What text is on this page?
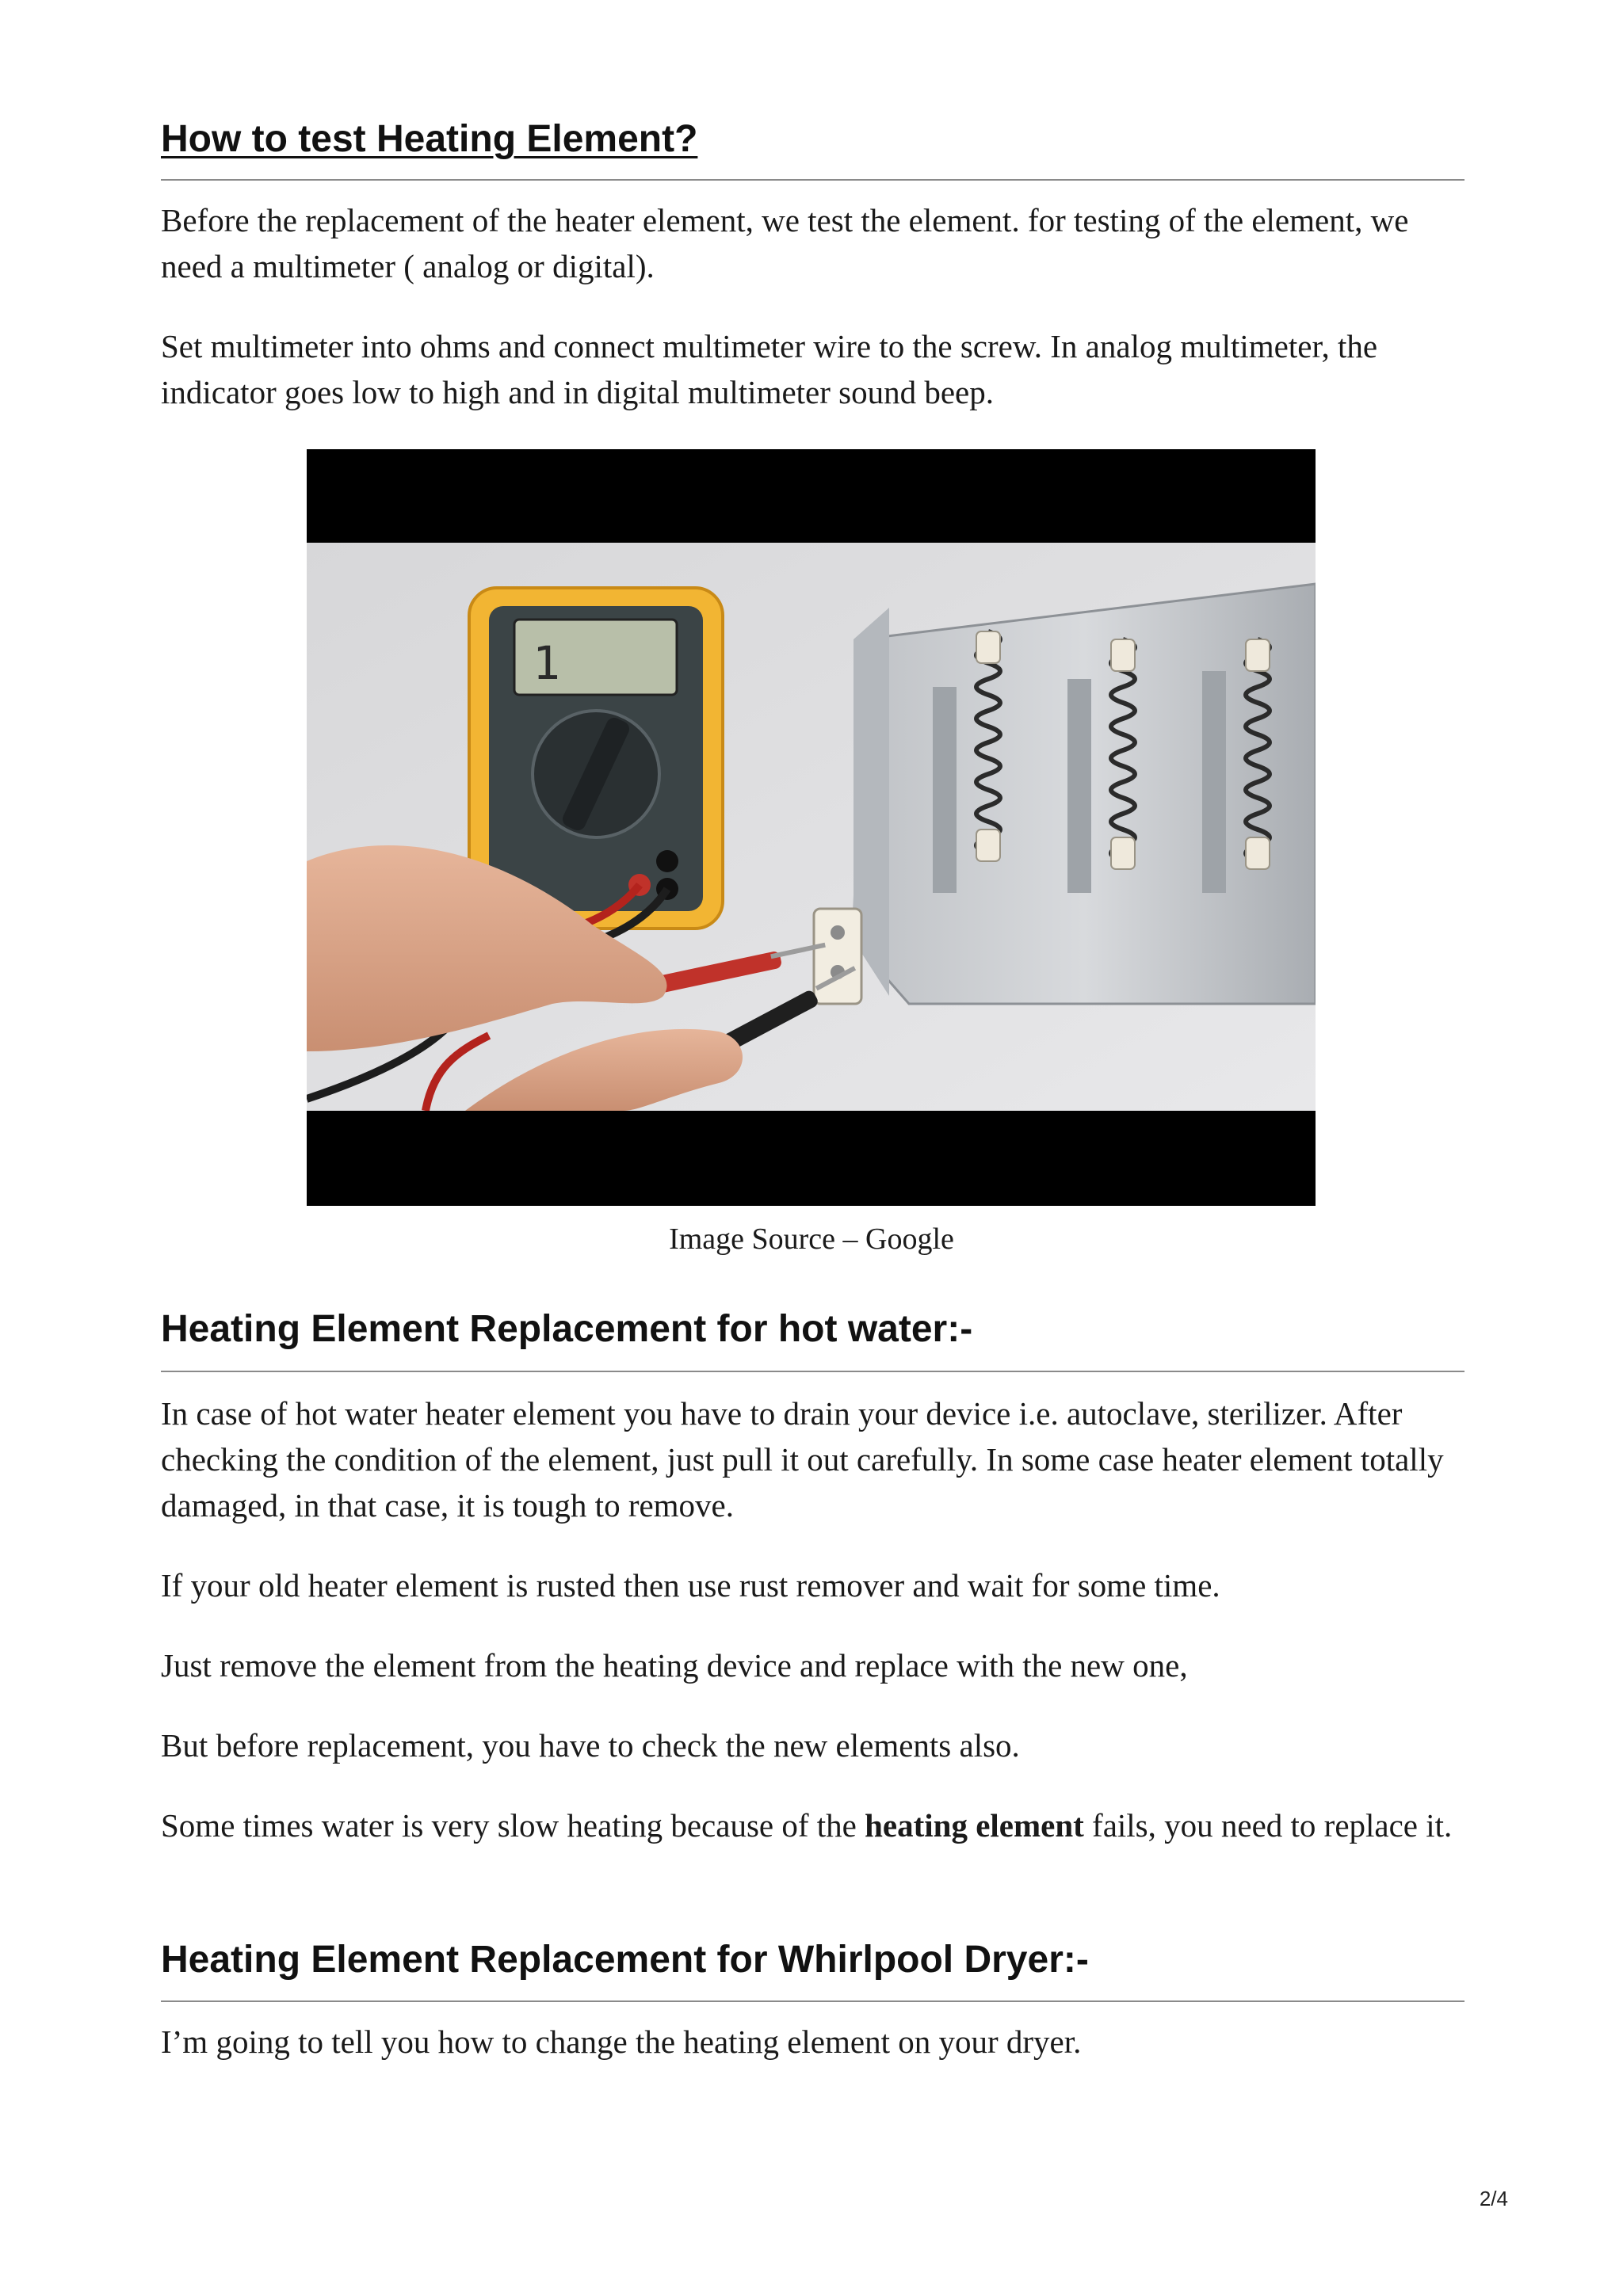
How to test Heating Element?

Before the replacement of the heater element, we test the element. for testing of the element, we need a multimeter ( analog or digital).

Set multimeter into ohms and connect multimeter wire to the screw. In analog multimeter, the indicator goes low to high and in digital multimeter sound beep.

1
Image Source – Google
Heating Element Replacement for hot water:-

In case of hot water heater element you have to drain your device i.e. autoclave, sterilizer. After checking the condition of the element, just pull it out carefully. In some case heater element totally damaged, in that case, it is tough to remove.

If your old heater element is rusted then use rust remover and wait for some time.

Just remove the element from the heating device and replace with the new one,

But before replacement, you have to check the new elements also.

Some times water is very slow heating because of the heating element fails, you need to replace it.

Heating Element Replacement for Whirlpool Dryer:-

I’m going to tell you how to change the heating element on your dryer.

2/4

Aim: Transcribe all entries above exactly. Drop the pictures.

Answer to this exercise:
What text is on this page?
How to test Heating Element?

Before the replacement of the heater element, we test the element. for testing of the element, we need a multimeter ( analog or digital).

Set multimeter into ohms and connect multimeter wire to the screw. In analog multimeter, the indicator goes low to high and in digital multimeter sound beep.

1
Image Source – Google
Heating Element Replacement for hot water:-

In case of hot water heater element you have to drain your device i.e. autoclave, sterilizer. After checking the condition of the element, just pull it out carefully. In some case heater element totally damaged, in that case, it is tough to remove.

If your old heater element is rusted then use rust remover and wait for some time.

Just remove the element from the heating device and replace with the new one,

But before replacement, you have to check the new elements also.

Some times water is very slow heating because of the heating element fails, you need to replace it.

Heating Element Replacement for Whirlpool Dryer:-

I’m going to tell you how to change the heating element on your dryer.

2/4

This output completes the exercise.